Records follow. Copy every line with "scRNA".

*** Provided records

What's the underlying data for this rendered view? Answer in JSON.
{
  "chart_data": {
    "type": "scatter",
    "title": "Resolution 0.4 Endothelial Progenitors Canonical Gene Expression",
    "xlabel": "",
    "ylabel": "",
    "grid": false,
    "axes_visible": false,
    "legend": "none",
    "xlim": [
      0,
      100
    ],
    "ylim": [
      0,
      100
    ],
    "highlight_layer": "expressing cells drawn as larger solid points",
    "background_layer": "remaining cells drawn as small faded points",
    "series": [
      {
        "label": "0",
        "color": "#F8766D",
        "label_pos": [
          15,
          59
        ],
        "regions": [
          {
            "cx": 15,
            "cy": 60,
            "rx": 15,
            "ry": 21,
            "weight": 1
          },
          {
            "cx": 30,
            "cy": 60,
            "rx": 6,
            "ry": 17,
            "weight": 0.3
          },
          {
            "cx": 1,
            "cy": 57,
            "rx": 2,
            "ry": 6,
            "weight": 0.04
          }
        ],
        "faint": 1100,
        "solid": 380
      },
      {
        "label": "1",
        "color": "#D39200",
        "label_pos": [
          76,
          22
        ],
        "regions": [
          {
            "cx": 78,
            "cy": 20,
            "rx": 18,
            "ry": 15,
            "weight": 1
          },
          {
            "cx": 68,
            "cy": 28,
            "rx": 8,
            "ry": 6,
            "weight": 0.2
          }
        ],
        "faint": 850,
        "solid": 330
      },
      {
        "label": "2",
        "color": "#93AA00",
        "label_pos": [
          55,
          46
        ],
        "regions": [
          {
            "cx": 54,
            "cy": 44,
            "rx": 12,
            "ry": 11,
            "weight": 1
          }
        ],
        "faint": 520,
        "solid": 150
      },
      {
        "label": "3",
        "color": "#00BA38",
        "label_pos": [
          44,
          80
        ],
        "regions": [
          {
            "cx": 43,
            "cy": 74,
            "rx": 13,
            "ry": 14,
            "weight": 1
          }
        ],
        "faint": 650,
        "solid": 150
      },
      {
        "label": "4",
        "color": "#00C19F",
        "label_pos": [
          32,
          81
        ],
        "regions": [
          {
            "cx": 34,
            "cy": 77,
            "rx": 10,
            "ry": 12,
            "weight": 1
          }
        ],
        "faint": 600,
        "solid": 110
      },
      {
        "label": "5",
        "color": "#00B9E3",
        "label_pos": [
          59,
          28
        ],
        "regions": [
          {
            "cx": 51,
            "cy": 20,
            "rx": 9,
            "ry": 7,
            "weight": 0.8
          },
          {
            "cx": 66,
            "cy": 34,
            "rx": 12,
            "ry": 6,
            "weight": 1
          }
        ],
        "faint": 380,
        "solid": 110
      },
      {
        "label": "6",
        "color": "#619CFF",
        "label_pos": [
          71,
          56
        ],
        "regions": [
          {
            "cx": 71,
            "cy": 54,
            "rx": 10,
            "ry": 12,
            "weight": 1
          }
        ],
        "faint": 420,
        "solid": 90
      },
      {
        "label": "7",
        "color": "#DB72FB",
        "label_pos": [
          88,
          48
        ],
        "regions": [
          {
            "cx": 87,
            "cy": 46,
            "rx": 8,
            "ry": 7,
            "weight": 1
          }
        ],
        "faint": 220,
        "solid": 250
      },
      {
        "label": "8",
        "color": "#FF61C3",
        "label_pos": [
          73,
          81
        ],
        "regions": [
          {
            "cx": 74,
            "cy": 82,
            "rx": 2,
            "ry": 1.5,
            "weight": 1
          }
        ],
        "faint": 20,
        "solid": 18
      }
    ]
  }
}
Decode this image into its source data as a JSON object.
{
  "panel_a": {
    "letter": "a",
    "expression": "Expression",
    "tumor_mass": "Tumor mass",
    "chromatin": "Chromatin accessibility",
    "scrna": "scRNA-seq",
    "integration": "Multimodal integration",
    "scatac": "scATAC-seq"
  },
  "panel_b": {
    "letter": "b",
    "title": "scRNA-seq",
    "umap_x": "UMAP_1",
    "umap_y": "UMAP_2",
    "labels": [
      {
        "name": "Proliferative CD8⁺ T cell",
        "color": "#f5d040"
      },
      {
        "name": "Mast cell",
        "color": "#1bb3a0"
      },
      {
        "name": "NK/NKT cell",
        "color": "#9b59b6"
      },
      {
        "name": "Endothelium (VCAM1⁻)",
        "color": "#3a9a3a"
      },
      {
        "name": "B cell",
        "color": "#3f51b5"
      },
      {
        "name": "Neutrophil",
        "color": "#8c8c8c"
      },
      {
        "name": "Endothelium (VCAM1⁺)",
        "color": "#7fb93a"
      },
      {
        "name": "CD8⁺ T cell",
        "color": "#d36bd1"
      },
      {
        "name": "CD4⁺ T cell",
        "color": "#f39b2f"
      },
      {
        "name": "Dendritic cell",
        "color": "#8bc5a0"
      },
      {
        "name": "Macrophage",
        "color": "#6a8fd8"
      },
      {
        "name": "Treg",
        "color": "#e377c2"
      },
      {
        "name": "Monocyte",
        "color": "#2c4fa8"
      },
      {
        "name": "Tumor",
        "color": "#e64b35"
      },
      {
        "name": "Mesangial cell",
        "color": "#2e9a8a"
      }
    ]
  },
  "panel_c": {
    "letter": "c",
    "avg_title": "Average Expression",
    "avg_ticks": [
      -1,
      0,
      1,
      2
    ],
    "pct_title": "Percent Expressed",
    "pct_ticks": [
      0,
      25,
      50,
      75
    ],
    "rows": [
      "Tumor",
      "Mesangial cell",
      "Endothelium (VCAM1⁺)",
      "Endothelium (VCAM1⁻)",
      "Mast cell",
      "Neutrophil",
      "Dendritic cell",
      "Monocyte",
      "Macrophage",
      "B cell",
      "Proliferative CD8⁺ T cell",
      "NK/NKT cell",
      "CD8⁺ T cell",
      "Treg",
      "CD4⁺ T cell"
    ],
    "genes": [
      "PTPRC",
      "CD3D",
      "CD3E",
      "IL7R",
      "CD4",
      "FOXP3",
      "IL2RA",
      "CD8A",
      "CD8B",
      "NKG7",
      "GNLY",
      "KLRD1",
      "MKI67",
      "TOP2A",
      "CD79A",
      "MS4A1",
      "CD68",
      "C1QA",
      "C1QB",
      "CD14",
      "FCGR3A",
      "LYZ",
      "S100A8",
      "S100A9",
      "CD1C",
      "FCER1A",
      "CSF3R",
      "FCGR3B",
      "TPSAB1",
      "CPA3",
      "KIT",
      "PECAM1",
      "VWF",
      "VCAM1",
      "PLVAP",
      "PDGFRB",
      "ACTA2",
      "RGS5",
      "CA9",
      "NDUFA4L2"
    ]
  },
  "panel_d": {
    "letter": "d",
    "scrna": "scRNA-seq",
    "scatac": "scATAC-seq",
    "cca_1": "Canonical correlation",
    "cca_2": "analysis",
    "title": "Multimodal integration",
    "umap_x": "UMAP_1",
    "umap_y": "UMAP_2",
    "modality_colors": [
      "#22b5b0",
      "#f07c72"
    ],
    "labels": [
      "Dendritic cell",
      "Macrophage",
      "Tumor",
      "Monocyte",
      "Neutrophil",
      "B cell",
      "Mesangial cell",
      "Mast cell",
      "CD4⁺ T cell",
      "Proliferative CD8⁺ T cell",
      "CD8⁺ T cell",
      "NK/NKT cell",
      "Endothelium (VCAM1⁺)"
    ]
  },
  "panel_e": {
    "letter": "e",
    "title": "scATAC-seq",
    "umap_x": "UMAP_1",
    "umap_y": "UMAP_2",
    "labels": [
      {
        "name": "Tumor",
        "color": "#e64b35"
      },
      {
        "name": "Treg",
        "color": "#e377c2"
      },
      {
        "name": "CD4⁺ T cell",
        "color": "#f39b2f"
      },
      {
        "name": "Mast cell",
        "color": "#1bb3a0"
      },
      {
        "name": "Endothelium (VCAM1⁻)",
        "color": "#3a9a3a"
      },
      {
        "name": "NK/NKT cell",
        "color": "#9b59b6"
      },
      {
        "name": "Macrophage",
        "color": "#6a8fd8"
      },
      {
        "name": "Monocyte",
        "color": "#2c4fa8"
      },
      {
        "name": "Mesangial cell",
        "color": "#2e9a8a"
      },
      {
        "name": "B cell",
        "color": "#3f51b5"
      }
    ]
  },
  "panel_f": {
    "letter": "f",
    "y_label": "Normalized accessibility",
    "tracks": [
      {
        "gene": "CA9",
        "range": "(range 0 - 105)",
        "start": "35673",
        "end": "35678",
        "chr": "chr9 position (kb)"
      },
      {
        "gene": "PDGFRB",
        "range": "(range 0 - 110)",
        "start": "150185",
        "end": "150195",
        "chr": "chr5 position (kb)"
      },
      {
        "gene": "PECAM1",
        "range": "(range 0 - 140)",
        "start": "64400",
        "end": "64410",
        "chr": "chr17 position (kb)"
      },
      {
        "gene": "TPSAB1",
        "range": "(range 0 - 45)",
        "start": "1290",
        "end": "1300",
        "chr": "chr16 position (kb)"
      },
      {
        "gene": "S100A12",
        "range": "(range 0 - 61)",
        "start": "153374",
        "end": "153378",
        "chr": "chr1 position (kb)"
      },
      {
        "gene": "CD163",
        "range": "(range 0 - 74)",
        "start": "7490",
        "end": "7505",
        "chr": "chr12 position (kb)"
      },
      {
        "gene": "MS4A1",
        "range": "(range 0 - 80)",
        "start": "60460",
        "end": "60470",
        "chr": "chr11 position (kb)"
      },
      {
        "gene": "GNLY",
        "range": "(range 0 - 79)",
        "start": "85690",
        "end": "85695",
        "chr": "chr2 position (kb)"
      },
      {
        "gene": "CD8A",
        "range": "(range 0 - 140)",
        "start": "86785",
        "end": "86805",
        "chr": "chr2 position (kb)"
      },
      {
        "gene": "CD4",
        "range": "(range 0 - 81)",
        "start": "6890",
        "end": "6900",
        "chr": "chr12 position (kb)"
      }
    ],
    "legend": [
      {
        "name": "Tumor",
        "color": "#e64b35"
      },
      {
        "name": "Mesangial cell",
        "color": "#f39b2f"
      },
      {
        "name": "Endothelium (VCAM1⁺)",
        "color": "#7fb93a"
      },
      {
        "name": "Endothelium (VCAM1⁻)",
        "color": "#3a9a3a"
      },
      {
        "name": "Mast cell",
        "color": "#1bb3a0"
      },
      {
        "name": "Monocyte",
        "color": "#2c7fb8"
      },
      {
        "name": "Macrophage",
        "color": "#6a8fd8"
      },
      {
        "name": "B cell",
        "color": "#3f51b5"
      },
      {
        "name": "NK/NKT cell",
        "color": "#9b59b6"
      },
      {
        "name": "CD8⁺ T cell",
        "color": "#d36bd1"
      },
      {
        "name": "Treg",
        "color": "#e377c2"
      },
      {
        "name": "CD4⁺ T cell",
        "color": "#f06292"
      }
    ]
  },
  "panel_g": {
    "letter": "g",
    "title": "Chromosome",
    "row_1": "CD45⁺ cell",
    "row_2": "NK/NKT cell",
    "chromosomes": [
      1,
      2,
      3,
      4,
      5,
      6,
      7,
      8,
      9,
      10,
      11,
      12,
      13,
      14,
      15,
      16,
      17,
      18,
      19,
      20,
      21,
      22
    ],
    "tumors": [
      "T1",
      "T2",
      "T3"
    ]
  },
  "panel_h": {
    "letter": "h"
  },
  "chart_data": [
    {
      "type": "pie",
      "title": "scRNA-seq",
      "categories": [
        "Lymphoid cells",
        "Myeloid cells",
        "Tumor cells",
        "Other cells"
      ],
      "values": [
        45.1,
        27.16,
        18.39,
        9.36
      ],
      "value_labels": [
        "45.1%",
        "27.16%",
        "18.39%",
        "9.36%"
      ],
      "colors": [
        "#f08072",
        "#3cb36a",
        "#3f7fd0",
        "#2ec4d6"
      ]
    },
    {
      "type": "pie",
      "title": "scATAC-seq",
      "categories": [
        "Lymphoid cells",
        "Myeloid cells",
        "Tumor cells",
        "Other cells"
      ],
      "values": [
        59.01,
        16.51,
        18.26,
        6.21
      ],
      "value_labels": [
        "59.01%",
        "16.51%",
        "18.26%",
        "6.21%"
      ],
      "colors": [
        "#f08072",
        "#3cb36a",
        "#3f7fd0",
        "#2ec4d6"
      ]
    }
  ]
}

******

▶ **Result of the exercise**:
    "scrna": "scRNA-seq",
    "title": "scRNA-seq",
    "scrna": "scRNA-seq",
      "title": "scRNA-seq",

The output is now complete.